Directions for this task: Your answer should be a single number: the count of lines that include the word "nabídek".
# START OF Material supplied
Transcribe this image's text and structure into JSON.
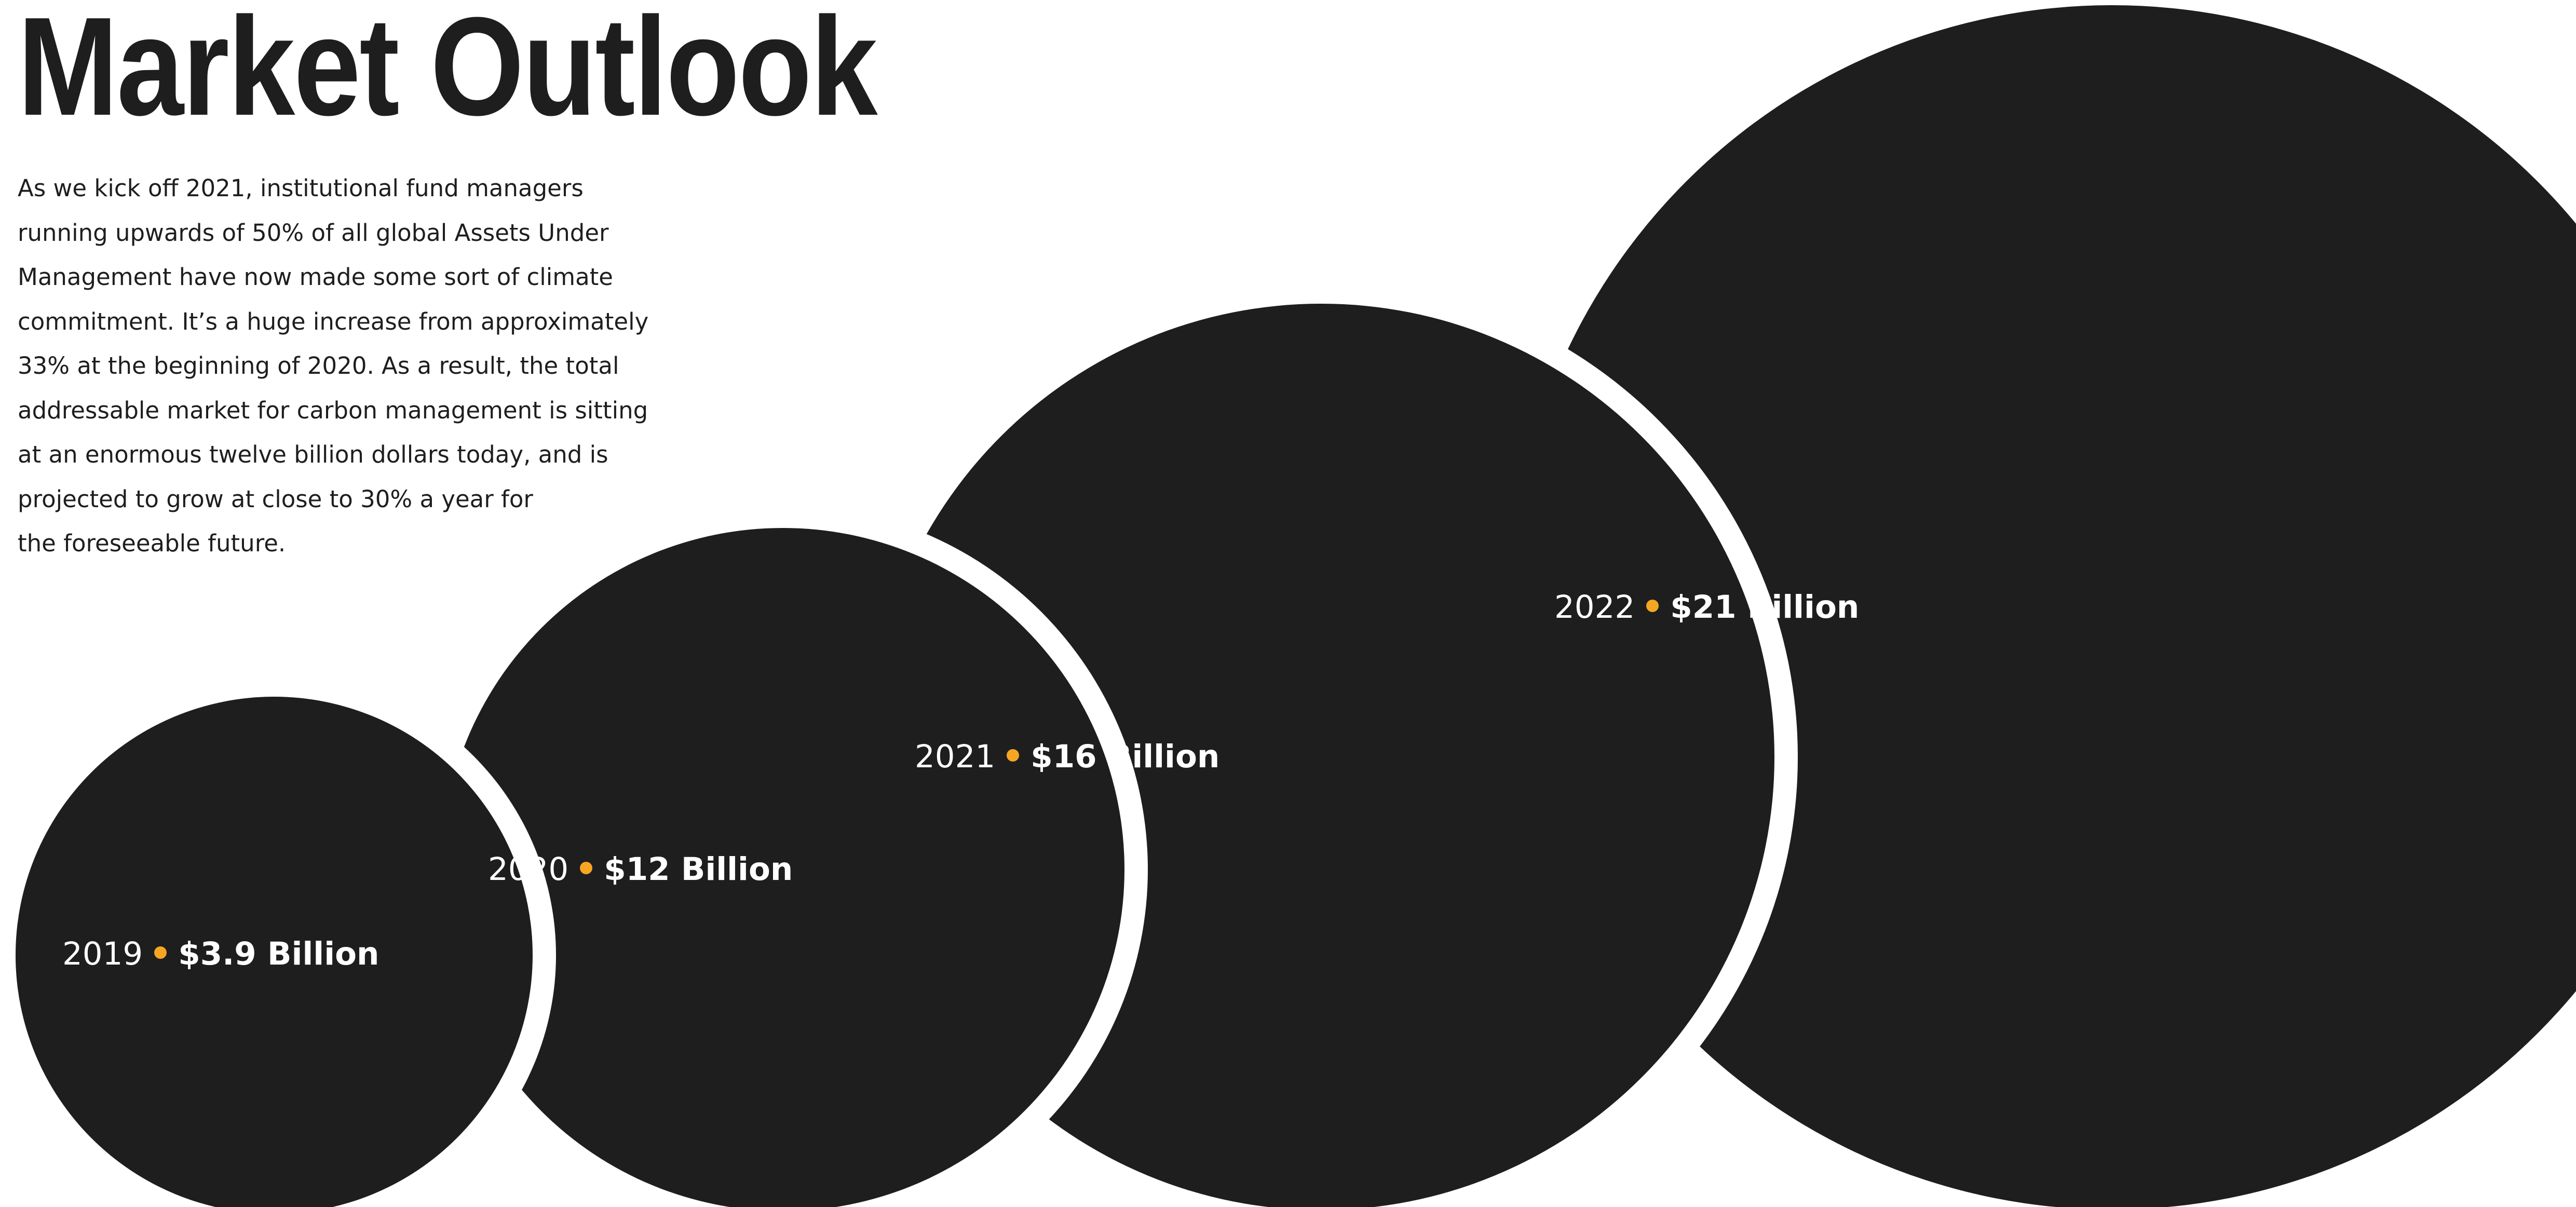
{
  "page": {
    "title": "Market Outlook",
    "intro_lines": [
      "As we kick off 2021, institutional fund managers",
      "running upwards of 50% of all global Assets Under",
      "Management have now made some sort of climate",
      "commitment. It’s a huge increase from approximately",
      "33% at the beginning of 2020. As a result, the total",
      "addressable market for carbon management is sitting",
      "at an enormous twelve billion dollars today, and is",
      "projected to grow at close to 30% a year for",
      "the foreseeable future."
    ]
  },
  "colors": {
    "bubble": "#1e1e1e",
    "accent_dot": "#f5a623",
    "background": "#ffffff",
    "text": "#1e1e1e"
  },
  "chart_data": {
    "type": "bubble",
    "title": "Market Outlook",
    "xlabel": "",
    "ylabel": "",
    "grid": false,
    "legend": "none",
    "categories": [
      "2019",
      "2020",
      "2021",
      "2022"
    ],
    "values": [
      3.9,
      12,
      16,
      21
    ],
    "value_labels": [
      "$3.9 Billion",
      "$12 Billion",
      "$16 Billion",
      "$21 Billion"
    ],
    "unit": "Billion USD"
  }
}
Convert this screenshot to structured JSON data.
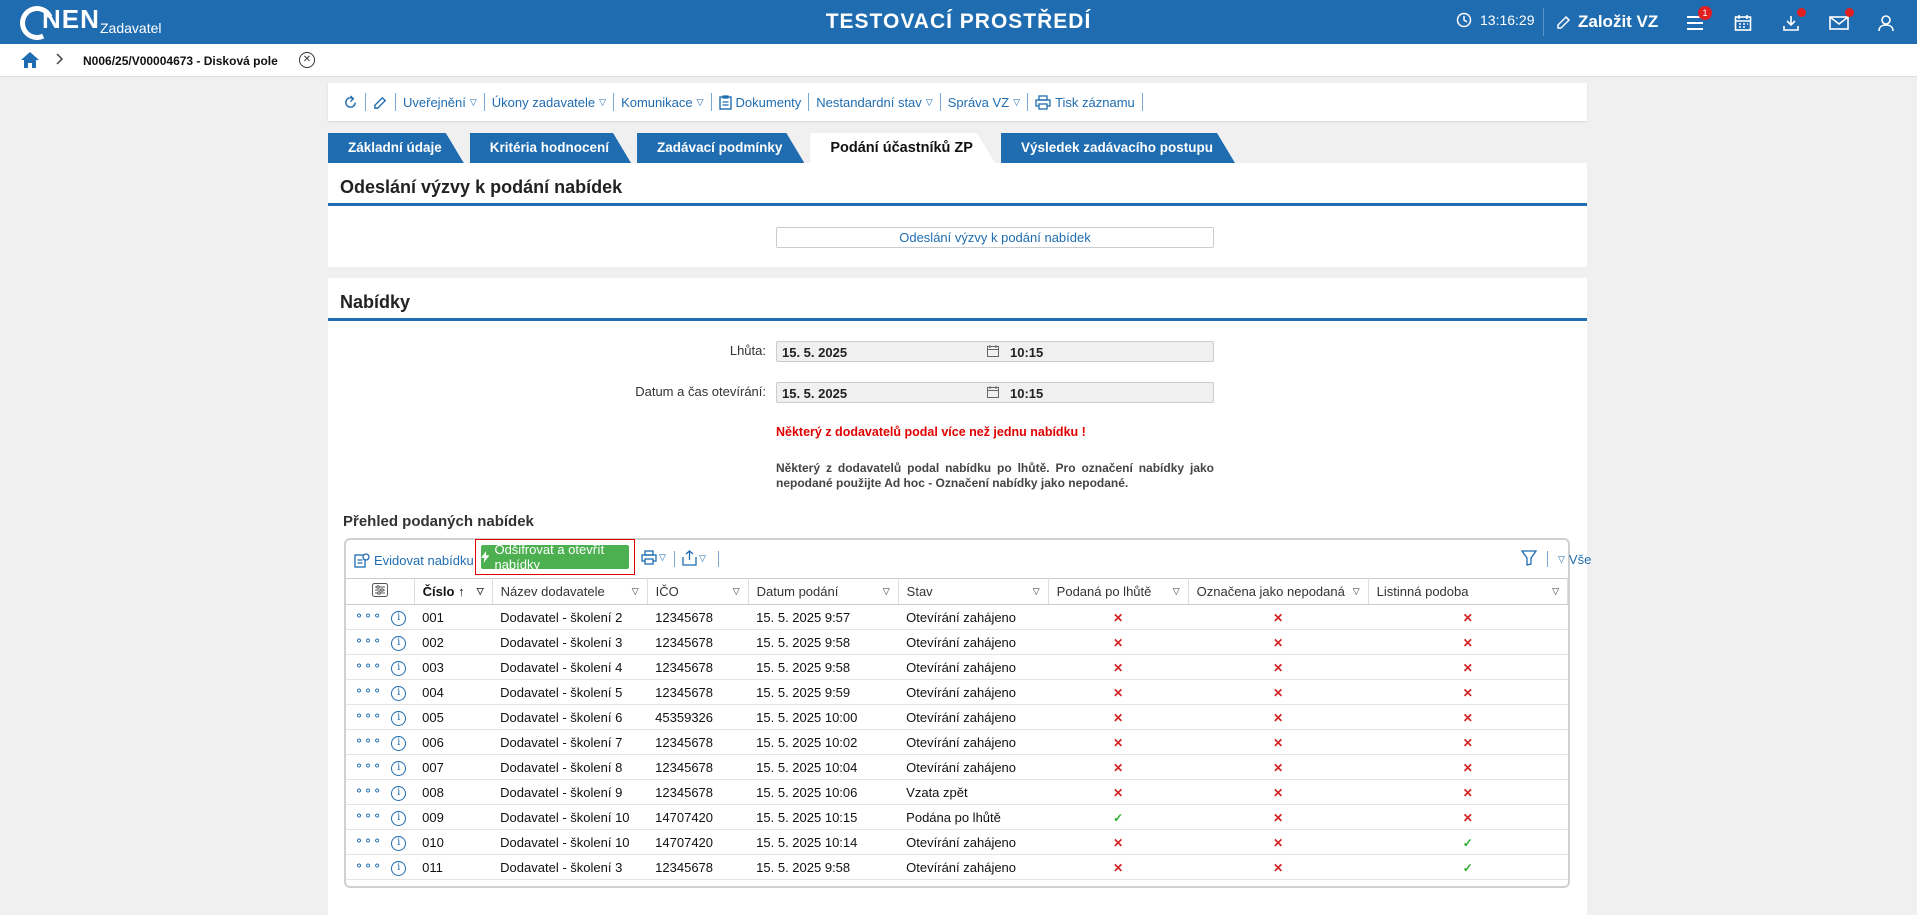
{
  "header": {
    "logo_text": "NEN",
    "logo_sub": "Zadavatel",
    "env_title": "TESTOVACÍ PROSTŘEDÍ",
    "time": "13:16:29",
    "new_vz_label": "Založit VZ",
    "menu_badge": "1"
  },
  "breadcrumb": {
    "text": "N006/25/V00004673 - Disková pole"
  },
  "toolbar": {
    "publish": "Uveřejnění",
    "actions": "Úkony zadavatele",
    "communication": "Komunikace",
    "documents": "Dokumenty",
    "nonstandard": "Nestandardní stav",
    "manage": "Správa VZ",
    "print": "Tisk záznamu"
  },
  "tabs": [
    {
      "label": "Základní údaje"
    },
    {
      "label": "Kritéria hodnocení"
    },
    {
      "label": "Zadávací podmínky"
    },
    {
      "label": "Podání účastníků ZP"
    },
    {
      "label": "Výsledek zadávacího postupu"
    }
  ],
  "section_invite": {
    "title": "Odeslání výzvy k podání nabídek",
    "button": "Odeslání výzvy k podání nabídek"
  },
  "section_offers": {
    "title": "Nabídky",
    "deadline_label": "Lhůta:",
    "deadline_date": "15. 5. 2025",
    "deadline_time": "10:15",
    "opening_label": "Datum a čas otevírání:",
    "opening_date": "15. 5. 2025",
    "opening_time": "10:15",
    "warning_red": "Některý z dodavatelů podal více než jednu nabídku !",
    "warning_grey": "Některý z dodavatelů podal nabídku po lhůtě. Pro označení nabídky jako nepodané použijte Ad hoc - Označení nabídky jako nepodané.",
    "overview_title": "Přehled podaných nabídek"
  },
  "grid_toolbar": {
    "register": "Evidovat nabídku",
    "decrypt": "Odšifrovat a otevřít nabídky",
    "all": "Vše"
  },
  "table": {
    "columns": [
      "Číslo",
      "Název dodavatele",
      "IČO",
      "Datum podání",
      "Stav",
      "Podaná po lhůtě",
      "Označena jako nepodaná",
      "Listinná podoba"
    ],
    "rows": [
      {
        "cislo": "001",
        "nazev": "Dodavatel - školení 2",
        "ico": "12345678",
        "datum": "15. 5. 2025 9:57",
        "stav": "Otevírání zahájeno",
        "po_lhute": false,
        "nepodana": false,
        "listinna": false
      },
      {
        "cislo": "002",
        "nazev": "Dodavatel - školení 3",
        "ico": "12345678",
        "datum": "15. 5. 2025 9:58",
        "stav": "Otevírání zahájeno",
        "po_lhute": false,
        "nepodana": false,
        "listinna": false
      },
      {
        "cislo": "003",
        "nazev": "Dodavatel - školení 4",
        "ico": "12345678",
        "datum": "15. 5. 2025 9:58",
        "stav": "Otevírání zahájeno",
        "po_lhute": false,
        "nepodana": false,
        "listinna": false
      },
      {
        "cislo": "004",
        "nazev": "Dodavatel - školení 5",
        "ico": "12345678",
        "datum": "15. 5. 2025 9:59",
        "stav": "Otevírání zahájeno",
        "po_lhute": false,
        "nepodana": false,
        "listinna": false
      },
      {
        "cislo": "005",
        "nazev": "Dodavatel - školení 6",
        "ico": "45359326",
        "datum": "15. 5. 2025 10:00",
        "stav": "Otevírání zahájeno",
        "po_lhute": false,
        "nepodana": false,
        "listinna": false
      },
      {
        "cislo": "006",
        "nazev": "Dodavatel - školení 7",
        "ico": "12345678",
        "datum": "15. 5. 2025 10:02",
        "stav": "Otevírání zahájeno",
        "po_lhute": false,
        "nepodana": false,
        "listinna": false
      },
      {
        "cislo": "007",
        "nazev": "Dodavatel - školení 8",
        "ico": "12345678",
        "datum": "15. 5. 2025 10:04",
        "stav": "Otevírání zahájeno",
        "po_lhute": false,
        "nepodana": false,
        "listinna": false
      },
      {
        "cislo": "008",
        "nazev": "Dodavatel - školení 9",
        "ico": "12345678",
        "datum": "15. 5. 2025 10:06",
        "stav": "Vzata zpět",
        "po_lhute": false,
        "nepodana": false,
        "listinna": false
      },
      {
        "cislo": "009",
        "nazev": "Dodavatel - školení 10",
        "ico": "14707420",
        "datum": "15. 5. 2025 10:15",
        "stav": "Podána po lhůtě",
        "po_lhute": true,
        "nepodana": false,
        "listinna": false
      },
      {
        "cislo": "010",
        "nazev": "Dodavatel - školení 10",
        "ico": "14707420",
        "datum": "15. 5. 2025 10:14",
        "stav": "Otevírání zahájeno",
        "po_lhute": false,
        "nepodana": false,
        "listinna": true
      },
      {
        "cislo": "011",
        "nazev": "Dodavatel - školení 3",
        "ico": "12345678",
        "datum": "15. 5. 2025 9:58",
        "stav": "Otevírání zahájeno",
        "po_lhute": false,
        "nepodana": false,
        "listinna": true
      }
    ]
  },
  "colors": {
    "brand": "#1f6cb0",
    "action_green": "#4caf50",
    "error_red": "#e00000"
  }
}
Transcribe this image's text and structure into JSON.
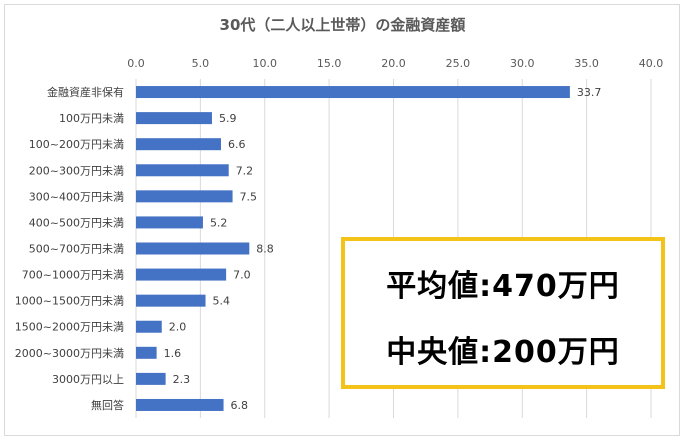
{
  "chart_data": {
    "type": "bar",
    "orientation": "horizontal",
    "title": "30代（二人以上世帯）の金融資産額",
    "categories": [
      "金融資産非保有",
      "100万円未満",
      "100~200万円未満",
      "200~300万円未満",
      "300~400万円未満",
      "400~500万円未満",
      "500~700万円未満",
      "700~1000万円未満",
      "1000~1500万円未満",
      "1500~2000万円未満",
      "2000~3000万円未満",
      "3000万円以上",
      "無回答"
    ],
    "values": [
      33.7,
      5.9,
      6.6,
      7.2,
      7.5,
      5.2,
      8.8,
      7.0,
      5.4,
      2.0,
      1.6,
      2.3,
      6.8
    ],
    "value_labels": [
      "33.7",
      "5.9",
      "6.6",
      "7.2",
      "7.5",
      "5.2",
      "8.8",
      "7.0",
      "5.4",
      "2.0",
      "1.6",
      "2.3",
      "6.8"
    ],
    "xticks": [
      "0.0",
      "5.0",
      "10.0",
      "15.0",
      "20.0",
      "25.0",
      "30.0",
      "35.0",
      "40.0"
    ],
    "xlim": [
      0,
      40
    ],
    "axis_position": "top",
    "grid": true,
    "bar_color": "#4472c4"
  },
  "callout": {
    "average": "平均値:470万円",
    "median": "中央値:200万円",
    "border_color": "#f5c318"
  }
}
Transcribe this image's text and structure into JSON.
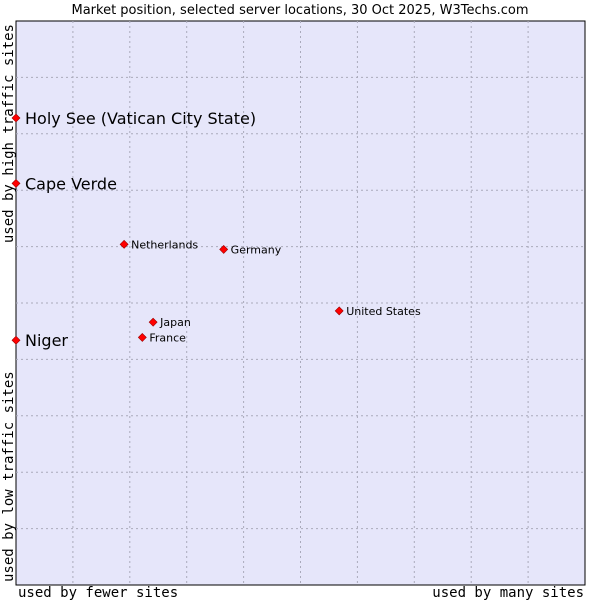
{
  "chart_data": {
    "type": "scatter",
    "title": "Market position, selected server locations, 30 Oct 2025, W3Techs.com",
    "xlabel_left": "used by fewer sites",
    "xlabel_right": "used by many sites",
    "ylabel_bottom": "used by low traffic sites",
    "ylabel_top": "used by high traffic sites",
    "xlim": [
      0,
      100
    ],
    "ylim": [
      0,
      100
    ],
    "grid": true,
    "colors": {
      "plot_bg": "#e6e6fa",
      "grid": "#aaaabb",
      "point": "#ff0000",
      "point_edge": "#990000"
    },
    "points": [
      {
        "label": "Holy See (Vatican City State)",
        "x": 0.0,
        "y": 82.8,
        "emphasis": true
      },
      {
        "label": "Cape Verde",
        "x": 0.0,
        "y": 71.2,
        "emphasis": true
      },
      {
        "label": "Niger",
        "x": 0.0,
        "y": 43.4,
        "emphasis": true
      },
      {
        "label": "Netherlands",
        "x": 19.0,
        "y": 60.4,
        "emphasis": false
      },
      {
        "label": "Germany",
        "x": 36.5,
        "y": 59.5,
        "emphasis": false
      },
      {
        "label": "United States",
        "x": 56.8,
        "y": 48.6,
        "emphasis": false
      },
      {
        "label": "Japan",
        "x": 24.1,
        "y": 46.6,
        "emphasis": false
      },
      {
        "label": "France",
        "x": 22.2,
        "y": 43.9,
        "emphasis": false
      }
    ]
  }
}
# END OF Material supplied
Task answer: 3